--- begin ---

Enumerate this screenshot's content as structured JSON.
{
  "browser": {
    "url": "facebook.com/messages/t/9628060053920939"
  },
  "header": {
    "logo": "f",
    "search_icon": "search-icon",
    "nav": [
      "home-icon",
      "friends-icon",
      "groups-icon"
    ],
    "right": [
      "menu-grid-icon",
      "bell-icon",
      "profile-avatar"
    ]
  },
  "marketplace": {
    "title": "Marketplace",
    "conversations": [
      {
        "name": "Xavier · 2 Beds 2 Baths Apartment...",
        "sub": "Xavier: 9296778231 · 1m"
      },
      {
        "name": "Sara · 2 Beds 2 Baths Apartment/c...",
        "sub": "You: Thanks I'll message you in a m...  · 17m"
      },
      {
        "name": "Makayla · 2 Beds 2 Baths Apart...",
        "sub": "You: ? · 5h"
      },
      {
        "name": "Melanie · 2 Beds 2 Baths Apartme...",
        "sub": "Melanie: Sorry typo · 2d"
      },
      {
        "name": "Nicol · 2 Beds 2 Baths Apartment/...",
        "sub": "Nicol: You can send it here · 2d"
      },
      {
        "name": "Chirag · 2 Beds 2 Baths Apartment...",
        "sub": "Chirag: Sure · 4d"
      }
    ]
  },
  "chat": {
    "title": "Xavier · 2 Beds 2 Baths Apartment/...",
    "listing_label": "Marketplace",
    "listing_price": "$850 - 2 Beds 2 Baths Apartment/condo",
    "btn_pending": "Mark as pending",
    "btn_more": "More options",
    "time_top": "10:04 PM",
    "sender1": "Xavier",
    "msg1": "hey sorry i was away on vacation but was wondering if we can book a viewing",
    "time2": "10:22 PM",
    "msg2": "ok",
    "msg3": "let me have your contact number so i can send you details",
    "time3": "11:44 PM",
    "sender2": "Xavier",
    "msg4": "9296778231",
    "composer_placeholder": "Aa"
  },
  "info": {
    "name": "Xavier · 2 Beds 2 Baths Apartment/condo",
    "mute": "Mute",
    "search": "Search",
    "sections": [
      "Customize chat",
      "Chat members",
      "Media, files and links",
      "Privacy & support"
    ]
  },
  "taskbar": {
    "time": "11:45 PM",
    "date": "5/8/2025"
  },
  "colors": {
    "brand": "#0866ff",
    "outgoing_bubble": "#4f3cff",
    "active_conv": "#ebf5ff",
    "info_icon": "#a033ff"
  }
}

--- end ---

All lines in the data that contain the word "Apartment" should be copied.

> REPLY TO THE TASK:
        "name": "Xavier · 2 Beds 2 Baths Apartment...",
        "name": "Sara · 2 Beds 2 Baths Apartment/c...",
        "name": "Nicol · 2 Beds 2 Baths Apartment/...",
        "name": "Chirag · 2 Beds 2 Baths Apartment...",
    "title": "Xavier · 2 Beds 2 Baths Apartment/...",
    "listing_price": "$850 - 2 Beds 2 Baths Apartment/condo",
    "name": "Xavier · 2 Beds 2 Baths Apartment/condo",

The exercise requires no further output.